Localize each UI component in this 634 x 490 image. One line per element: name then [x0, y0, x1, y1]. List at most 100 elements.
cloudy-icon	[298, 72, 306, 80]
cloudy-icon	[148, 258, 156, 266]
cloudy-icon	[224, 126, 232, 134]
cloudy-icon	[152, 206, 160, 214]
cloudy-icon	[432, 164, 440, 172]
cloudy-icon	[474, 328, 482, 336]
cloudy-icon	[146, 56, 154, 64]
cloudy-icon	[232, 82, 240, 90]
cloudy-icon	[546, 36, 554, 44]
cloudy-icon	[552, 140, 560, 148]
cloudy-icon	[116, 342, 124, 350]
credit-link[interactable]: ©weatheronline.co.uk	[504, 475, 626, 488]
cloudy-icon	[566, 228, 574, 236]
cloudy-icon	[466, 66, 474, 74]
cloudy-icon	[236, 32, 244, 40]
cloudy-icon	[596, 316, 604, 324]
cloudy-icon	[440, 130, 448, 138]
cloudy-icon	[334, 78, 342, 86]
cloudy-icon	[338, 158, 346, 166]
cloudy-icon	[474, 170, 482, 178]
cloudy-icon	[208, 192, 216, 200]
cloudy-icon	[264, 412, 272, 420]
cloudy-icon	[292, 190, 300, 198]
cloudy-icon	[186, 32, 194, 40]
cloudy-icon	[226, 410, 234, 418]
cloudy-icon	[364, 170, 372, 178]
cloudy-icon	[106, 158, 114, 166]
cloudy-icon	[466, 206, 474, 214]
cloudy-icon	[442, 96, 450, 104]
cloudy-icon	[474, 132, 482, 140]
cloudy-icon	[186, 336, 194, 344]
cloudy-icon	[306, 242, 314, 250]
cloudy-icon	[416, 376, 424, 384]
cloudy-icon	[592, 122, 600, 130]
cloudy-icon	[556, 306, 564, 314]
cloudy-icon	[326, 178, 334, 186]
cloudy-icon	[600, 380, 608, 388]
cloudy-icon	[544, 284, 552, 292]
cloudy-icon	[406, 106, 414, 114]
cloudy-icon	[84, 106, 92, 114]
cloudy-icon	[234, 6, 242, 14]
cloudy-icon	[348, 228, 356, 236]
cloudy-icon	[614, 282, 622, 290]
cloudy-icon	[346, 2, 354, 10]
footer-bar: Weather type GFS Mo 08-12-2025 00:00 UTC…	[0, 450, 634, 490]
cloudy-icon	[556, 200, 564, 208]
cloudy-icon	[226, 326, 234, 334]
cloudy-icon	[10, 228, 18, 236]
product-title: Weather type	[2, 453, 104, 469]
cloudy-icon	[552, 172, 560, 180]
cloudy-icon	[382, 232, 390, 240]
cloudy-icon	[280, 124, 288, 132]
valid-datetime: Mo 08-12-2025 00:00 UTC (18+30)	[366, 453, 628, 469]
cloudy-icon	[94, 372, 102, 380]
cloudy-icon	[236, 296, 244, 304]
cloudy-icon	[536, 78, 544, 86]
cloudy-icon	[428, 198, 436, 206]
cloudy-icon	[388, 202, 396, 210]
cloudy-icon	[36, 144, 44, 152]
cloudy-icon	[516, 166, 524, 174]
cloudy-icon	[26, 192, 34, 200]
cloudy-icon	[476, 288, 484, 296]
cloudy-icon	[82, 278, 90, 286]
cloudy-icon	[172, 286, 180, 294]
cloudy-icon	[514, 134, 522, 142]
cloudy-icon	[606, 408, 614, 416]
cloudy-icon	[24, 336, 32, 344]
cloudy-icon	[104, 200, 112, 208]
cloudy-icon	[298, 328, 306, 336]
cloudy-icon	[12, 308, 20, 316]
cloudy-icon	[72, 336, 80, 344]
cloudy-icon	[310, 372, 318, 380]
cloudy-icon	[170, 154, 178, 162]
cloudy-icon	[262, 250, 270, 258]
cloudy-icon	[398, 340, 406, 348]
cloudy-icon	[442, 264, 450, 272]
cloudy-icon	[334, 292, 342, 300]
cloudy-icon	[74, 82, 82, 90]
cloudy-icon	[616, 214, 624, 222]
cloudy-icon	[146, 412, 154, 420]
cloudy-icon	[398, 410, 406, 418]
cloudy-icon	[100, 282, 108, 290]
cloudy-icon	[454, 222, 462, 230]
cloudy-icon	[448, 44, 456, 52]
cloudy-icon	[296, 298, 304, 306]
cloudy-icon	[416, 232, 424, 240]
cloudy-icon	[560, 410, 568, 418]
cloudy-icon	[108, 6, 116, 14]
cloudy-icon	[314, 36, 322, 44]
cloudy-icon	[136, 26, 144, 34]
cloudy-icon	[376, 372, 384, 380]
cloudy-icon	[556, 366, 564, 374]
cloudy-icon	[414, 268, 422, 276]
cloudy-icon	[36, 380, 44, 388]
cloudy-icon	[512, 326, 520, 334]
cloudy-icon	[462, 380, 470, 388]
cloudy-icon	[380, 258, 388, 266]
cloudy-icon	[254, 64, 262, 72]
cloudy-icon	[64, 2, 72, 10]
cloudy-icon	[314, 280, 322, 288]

→ **Task to complete**:
Reproduce every line of the material above without any change, keeping the original order.

→ **Exercise response**:
Localize each UI component in this 634 x 490 image. One line per element: name then [x0, y0, x1, y1]. List at most 100 elements.
cloudy-icon	[298, 72, 306, 80]
cloudy-icon	[148, 258, 156, 266]
cloudy-icon	[224, 126, 232, 134]
cloudy-icon	[152, 206, 160, 214]
cloudy-icon	[432, 164, 440, 172]
cloudy-icon	[474, 328, 482, 336]
cloudy-icon	[146, 56, 154, 64]
cloudy-icon	[232, 82, 240, 90]
cloudy-icon	[546, 36, 554, 44]
cloudy-icon	[552, 140, 560, 148]
cloudy-icon	[116, 342, 124, 350]
credit-link[interactable]: ©weatheronline.co.uk	[504, 475, 626, 488]
cloudy-icon	[566, 228, 574, 236]
cloudy-icon	[466, 66, 474, 74]
cloudy-icon	[236, 32, 244, 40]
cloudy-icon	[596, 316, 604, 324]
cloudy-icon	[440, 130, 448, 138]
cloudy-icon	[334, 78, 342, 86]
cloudy-icon	[338, 158, 346, 166]
cloudy-icon	[474, 170, 482, 178]
cloudy-icon	[208, 192, 216, 200]
cloudy-icon	[264, 412, 272, 420]
cloudy-icon	[292, 190, 300, 198]
cloudy-icon	[186, 32, 194, 40]
cloudy-icon	[226, 410, 234, 418]
cloudy-icon	[364, 170, 372, 178]
cloudy-icon	[106, 158, 114, 166]
cloudy-icon	[466, 206, 474, 214]
cloudy-icon	[442, 96, 450, 104]
cloudy-icon	[474, 132, 482, 140]
cloudy-icon	[186, 336, 194, 344]
cloudy-icon	[306, 242, 314, 250]
cloudy-icon	[416, 376, 424, 384]
cloudy-icon	[592, 122, 600, 130]
cloudy-icon	[556, 306, 564, 314]
cloudy-icon	[326, 178, 334, 186]
cloudy-icon	[600, 380, 608, 388]
cloudy-icon	[544, 284, 552, 292]
cloudy-icon	[406, 106, 414, 114]
cloudy-icon	[84, 106, 92, 114]
cloudy-icon	[234, 6, 242, 14]
cloudy-icon	[348, 228, 356, 236]
cloudy-icon	[614, 282, 622, 290]
cloudy-icon	[346, 2, 354, 10]
footer-bar: Weather type GFS Mo 08-12-2025 00:00 UTC…	[0, 450, 634, 490]
cloudy-icon	[556, 200, 564, 208]
cloudy-icon	[226, 326, 234, 334]
cloudy-icon	[10, 228, 18, 236]
product-title: Weather type	[2, 453, 104, 469]
cloudy-icon	[552, 172, 560, 180]
cloudy-icon	[382, 232, 390, 240]
cloudy-icon	[280, 124, 288, 132]
valid-datetime: Mo 08-12-2025 00:00 UTC (18+30)	[366, 453, 628, 469]
cloudy-icon	[94, 372, 102, 380]
cloudy-icon	[236, 296, 244, 304]
cloudy-icon	[536, 78, 544, 86]
cloudy-icon	[428, 198, 436, 206]
cloudy-icon	[388, 202, 396, 210]
cloudy-icon	[36, 144, 44, 152]
cloudy-icon	[516, 166, 524, 174]
cloudy-icon	[26, 192, 34, 200]
cloudy-icon	[476, 288, 484, 296]
cloudy-icon	[82, 278, 90, 286]
cloudy-icon	[172, 286, 180, 294]
cloudy-icon	[514, 134, 522, 142]
cloudy-icon	[606, 408, 614, 416]
cloudy-icon	[24, 336, 32, 344]
cloudy-icon	[104, 200, 112, 208]
cloudy-icon	[298, 328, 306, 336]
cloudy-icon	[12, 308, 20, 316]
cloudy-icon	[72, 336, 80, 344]
cloudy-icon	[310, 372, 318, 380]
cloudy-icon	[170, 154, 178, 162]
cloudy-icon	[262, 250, 270, 258]
cloudy-icon	[398, 340, 406, 348]
cloudy-icon	[442, 264, 450, 272]
cloudy-icon	[334, 292, 342, 300]
cloudy-icon	[74, 82, 82, 90]
cloudy-icon	[616, 214, 624, 222]
cloudy-icon	[146, 412, 154, 420]
cloudy-icon	[398, 410, 406, 418]
cloudy-icon	[100, 282, 108, 290]
cloudy-icon	[454, 222, 462, 230]
cloudy-icon	[448, 44, 456, 52]
cloudy-icon	[296, 298, 304, 306]
cloudy-icon	[416, 232, 424, 240]
cloudy-icon	[560, 410, 568, 418]
cloudy-icon	[108, 6, 116, 14]
cloudy-icon	[314, 36, 322, 44]
cloudy-icon	[136, 26, 144, 34]
cloudy-icon	[376, 372, 384, 380]
cloudy-icon	[556, 366, 564, 374]
cloudy-icon	[414, 268, 422, 276]
cloudy-icon	[36, 380, 44, 388]
cloudy-icon	[512, 326, 520, 334]
cloudy-icon	[462, 380, 470, 388]
cloudy-icon	[380, 258, 388, 266]
cloudy-icon	[254, 64, 262, 72]
cloudy-icon	[64, 2, 72, 10]
cloudy-icon	[314, 280, 322, 288]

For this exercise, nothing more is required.